- **YOUR GOAL**
Search the data below for the string "JSON". Extract every line that contains it.

------ DATASET CONTENT

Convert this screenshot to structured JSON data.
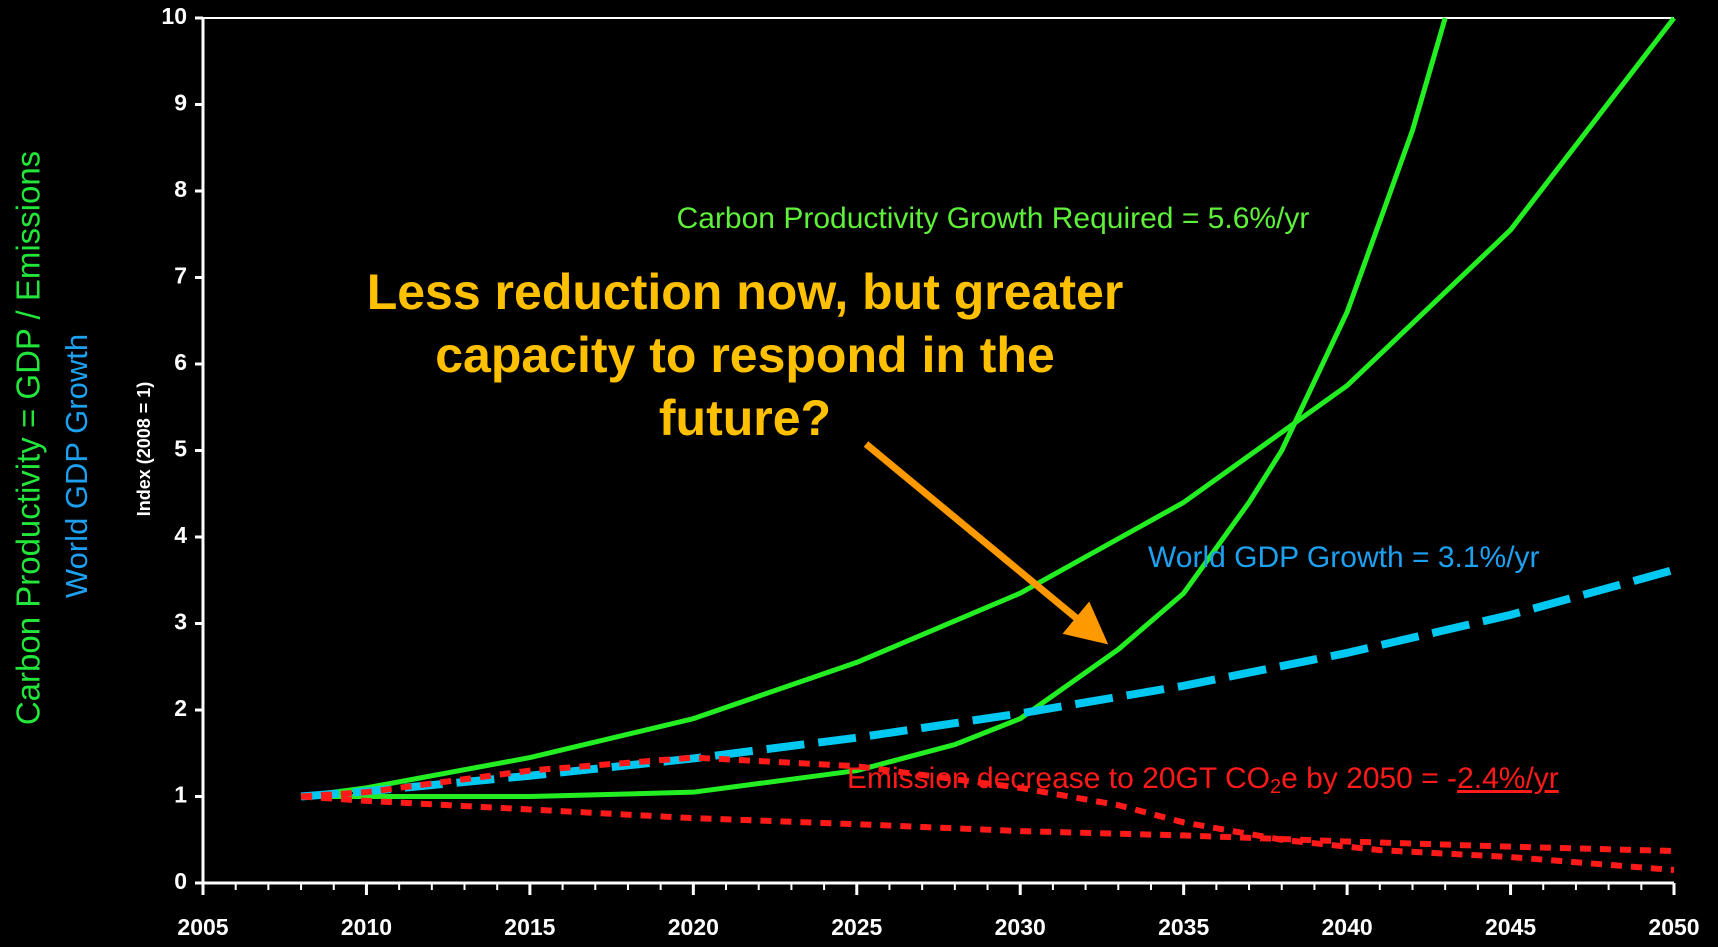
{
  "chart_data": {
    "type": "line",
    "ylabel": "Index (2008 = 1)",
    "side_labels": [
      {
        "text": "Carbon Productivity = GDP / Emissions",
        "color": "#22e63a"
      },
      {
        "text": "World GDP Growth",
        "color": "#1ea0f0"
      }
    ],
    "xlim": [
      2005,
      2050
    ],
    "xticks": [
      2005,
      2010,
      2015,
      2020,
      2025,
      2030,
      2035,
      2040,
      2045,
      2050
    ],
    "ylim": [
      0,
      10
    ],
    "yticks": [
      0,
      1,
      2,
      3,
      4,
      5,
      6,
      7,
      8,
      9,
      10
    ],
    "grid": false,
    "series": [
      {
        "color": "#22ee22",
        "style": "solid",
        "x": [
          2008,
          2010,
          2015,
          2020,
          2025,
          2028,
          2030,
          2033,
          2035,
          2037,
          2038,
          2040,
          2042,
          2043
        ],
        "values": [
          1,
          1,
          1,
          1.05,
          1.3,
          1.6,
          1.9,
          2.7,
          3.35,
          4.4,
          5.0,
          6.6,
          8.7,
          10
        ]
      },
      {
        "color": "#22ee22",
        "style": "solid",
        "x": [
          2008,
          2010,
          2015,
          2020,
          2025,
          2030,
          2035,
          2040,
          2045,
          2050
        ],
        "values": [
          1,
          1.1,
          1.45,
          1.9,
          2.55,
          3.35,
          4.4,
          5.75,
          7.55,
          10
        ]
      },
      {
        "color": "#00c8f0",
        "style": "dashed",
        "x": [
          2008,
          2010,
          2015,
          2020,
          2025,
          2030,
          2035,
          2040,
          2045,
          2050
        ],
        "values": [
          1,
          1.06,
          1.24,
          1.44,
          1.68,
          1.96,
          2.28,
          2.66,
          3.1,
          3.62
        ]
      },
      {
        "color": "#ff1a1a",
        "style": "dotted",
        "x": [
          2008,
          2010,
          2015,
          2020,
          2025,
          2030,
          2033,
          2035,
          2038,
          2041,
          2045,
          2050
        ],
        "values": [
          1,
          1.05,
          1.3,
          1.45,
          1.35,
          1.1,
          0.9,
          0.7,
          0.5,
          0.38,
          0.3,
          0.15
        ]
      },
      {
        "color": "#ff1a1a",
        "style": "dotted",
        "x": [
          2008,
          2010,
          2015,
          2020,
          2025,
          2030,
          2035,
          2040,
          2045,
          2050
        ],
        "values": [
          1,
          0.95,
          0.85,
          0.75,
          0.68,
          0.6,
          0.55,
          0.48,
          0.42,
          0.37
        ]
      }
    ],
    "annotations": [
      {
        "text": "Carbon Productivity Growth Required = 5.6%/yr",
        "color": "#5ef03a"
      },
      {
        "text": "World GDP Growth = 3.1%/yr",
        "color": "#1ea0f0"
      }
    ],
    "emission_note": {
      "parts": [
        "Emission decrease to 20GT CO",
        "2",
        "e by 2050 = -",
        "2.4%/yr"
      ],
      "color": "#ff1a1a"
    },
    "callout": {
      "lines": [
        "Less reduction now, but greater",
        "capacity to respond in the",
        "future?"
      ],
      "color": "#ffc000"
    }
  }
}
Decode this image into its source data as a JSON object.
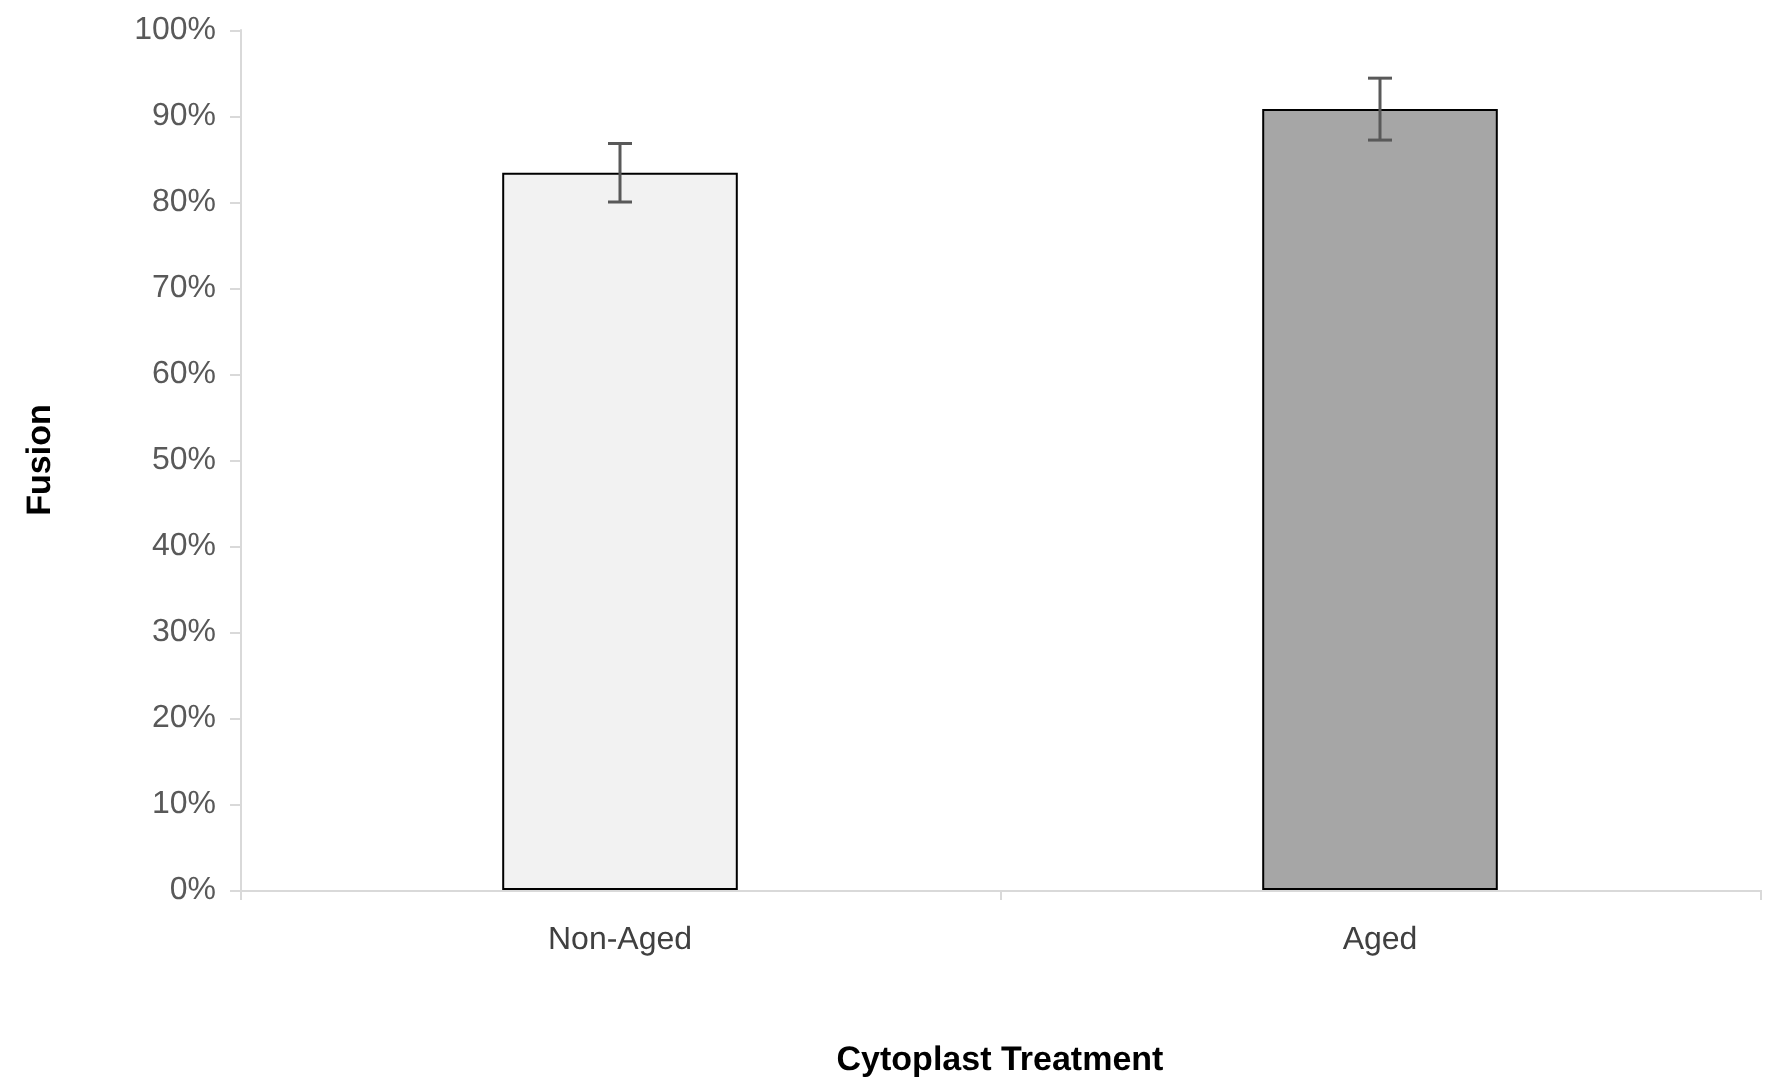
{
  "chart_data": {
    "type": "bar",
    "xlabel": "Cytoplast Treatment",
    "ylabel": "Fusion",
    "categories": [
      "Non-Aged",
      "Aged"
    ],
    "values": [
      83.4,
      90.8
    ],
    "colors": [
      "#f2f2f2",
      "#a6a6a6"
    ],
    "errors": [
      3.4,
      3.6
    ],
    "ylim": [
      0,
      100
    ],
    "yticks": [
      {
        "value": 0,
        "label": "0%"
      },
      {
        "value": 10,
        "label": "10%"
      },
      {
        "value": 20,
        "label": "20%"
      },
      {
        "value": 30,
        "label": "30%"
      },
      {
        "value": 40,
        "label": "40%"
      },
      {
        "value": 50,
        "label": "50%"
      },
      {
        "value": 60,
        "label": "60%"
      },
      {
        "value": 70,
        "label": "70%"
      },
      {
        "value": 80,
        "label": "80%"
      },
      {
        "value": 90,
        "label": "90%"
      },
      {
        "value": 100,
        "label": "100%"
      }
    ],
    "grid": false
  }
}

------------

- **RESPONSE BELOW**
Convert this screenshot to structured JSON data.
Decode this image into its source data as a JSON object.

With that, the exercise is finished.